▶ [Excerpt]
********************

Re: API discussion (revived)

J.Pietschmann Sun, 28 Aug 2005 15:17:06 -0700

Jeremias Maerki wrote:

Uh, yeah, that one. That's a design task by itself. Any takers for a
good exception strategy for FOP and XML Graphics Commons?????


Back in the mists of time, men, computers and animals happily lived
together and everything run as expected. Then a moth got trapped
between the contacts of a relay and was squashed, and "unusual
operating conditions" were introduced. Ever since men struggled with
corrupt databases, printers which were out of paper, dropped network
connections and users insisting that their name contains a mongolian
hyphen.

Well. The first problem is defining "what's a problem?".
When designing an API, the parameters, return values and the behavior
description form a contract. The general rule is that everything is
a problem if
- it doesn't fit the commonly accepted semantics of the interface
- it's impossible to foresee by the API designer (e.g. because it's
 caused by a foreign sub-provider)

********************

Extracted data entries
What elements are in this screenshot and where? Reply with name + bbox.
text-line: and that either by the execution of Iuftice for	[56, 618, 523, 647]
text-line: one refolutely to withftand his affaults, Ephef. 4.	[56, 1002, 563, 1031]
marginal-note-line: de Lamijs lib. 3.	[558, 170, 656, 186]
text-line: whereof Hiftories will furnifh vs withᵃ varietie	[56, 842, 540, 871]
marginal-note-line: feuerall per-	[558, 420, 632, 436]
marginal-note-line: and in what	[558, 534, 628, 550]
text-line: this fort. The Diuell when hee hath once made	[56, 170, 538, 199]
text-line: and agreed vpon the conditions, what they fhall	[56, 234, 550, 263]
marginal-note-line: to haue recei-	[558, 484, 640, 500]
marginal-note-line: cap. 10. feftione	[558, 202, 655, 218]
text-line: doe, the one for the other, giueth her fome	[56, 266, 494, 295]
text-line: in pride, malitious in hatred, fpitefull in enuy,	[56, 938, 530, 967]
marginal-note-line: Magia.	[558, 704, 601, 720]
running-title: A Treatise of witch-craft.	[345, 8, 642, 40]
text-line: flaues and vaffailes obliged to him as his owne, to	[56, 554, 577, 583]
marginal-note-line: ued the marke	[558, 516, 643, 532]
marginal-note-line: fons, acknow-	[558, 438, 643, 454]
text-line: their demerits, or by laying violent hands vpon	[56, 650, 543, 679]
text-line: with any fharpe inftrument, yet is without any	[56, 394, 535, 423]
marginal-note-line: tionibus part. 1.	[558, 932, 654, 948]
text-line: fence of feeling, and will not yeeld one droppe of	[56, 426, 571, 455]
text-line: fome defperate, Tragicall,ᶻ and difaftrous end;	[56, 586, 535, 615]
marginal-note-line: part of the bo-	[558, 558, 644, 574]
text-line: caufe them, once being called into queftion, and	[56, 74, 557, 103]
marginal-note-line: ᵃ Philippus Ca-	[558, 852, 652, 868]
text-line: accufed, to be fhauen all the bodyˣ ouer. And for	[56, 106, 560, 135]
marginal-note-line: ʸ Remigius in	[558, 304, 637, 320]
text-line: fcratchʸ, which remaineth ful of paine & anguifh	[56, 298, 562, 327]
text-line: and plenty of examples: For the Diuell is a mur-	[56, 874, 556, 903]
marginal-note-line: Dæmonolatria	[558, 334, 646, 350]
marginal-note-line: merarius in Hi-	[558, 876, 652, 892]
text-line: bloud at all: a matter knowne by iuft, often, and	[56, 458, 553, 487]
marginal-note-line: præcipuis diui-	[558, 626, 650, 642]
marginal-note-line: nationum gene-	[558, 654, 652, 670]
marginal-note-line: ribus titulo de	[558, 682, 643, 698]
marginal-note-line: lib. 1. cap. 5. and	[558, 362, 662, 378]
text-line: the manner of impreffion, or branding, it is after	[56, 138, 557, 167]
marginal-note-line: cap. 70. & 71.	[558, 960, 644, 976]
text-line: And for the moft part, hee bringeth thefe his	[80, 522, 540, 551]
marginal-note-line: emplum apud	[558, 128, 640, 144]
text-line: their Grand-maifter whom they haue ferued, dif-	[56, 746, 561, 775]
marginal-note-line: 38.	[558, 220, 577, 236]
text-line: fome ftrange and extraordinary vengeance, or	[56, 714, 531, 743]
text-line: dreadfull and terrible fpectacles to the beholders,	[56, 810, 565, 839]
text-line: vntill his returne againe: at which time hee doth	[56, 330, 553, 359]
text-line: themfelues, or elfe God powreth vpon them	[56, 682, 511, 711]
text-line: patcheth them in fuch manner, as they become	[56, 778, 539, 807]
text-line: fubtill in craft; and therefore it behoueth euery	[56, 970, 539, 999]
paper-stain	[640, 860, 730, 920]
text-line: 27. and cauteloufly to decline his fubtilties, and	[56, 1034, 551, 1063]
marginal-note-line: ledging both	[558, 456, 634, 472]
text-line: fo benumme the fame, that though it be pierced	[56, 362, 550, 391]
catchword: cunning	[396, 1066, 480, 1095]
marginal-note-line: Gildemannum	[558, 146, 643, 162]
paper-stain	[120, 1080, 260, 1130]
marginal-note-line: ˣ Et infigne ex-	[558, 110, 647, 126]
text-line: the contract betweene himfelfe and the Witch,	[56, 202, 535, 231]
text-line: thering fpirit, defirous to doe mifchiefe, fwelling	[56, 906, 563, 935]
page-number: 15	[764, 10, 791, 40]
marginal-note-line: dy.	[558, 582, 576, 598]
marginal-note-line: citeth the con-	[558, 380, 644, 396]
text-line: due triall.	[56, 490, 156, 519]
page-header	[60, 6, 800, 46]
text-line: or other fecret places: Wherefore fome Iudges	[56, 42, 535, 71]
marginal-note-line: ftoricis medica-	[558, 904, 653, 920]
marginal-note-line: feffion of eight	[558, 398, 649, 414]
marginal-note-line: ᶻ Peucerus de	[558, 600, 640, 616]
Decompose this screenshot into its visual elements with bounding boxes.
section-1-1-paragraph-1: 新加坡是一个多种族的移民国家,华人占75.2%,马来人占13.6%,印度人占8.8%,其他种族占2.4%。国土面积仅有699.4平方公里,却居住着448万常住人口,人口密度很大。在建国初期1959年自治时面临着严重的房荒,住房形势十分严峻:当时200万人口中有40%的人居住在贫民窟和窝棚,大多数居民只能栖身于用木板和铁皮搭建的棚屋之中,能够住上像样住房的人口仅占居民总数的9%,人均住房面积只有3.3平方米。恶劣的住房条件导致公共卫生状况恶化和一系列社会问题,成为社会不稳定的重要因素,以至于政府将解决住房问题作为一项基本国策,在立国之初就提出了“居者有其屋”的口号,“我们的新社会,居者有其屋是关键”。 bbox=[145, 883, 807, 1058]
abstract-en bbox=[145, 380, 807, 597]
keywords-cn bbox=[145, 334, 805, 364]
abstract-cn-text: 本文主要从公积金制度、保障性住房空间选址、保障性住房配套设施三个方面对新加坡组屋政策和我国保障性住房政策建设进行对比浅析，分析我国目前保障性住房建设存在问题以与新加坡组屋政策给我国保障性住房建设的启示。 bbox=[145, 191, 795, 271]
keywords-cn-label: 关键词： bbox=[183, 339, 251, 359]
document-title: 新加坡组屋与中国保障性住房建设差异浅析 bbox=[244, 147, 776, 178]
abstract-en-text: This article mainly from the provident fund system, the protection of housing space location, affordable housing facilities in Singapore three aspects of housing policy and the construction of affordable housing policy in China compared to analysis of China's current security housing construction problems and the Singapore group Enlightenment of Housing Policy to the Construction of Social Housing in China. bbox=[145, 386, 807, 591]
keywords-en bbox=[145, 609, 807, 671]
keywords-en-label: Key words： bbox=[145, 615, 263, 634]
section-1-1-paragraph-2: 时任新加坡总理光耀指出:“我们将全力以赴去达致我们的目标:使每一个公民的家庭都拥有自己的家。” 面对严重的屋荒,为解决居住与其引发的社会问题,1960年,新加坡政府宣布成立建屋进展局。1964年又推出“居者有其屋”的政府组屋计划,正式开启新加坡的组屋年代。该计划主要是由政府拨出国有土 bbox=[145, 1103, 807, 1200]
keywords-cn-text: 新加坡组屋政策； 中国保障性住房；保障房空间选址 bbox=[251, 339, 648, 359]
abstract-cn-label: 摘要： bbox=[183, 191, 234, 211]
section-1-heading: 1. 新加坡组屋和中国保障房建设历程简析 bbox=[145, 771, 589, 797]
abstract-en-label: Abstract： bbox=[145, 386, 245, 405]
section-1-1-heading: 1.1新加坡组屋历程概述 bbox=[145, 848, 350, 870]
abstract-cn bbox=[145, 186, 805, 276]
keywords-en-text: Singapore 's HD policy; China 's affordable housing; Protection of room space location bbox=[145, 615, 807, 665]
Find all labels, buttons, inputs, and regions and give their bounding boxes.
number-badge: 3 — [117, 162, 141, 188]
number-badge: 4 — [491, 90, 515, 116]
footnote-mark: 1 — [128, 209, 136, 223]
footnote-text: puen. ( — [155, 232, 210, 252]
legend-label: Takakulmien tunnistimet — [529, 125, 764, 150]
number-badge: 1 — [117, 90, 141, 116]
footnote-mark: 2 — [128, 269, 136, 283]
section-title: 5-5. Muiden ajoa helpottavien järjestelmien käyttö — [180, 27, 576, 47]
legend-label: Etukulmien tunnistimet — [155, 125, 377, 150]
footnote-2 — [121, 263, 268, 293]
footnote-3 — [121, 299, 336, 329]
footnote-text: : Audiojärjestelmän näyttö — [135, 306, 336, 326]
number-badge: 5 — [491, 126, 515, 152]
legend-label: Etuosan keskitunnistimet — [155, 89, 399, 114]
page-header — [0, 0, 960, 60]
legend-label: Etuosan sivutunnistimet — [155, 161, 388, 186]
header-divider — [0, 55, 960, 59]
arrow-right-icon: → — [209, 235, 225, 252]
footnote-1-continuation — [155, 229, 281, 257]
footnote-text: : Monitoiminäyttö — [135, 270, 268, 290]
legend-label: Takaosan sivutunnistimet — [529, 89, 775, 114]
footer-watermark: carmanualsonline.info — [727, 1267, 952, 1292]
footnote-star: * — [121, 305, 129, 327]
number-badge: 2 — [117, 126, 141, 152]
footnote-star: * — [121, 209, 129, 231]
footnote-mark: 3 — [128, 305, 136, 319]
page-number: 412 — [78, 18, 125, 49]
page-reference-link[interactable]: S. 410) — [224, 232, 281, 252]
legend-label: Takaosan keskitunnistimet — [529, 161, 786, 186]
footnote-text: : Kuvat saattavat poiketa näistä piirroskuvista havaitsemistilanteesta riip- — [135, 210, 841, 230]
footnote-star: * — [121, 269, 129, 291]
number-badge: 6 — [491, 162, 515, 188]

********************

▶ [Actions to take]
[1] In the post on an exception strategy for FOP, swap "contract" for "agreement" and give the passage starting at "Well. The first" and ending at "a foreign sub-provider)".
[2] In the post on an exception strategy for FOP, what do the parameters, return values and behavior description form when an API is designed?
[3] Write the next part of the post on an exception strategy for FOP, picking up after its last line.
The records are separate material, unrelated to the post.

▶ [Answers in order]
[1]
Well. The first problem is defining "what's a problem?".
When designing an API, the parameters, return values and the behavior
description form a agreement. The general rule is that everything is
a problem if
- it doesn't fit the commonly accepted semantics of the interface
- it's impossible to foresee by the API designer (e.g. because it's
 caused by a foreign sub-provider)

[2] A contract.

[3]
- it can't be handled locally (e.g. needs human intervention, like
 a printer being out of paper)

Let's take the usual file reading API an an example. The standard
behavior is "read as much bytes into the provided array as possible".
A subtle part of the contract is EOF handling: if the file pointer is
not yet at EOF, there is an successful read, possibly capped by the
number of bytes available to EOF. At EOF, there is a successful read
of zero bytes. the next read throws an exception.
What we learn: there may be conditions which occur reasonably often
and which are best handled by the immediate caller, and which therefore
aren't considered "problematic". Note further how "in band" information
was abused for this purpose. It's unreasonable to expect this pattern
to be applicable often.
OTOH, the Class.forName is so often used to check for the existence
of a specific class that the design of throwing a ClassNotFoundException
looks ugly.

== Design choice: return codes vs. throwing ==
In ancient times, it was custom for subroutines to return an integer
enumerating possible outcomes. Of course, one outcome was usually a
catch all "unknown error" or such.
The obvious advantage of this approach is the simplicity. There are
a few drawbacks, of course:
- The immediate caller has to catch the value and act accordingly.
 If the immediate caller can't handle the problem, it has to pass
 it further up in a sensible way.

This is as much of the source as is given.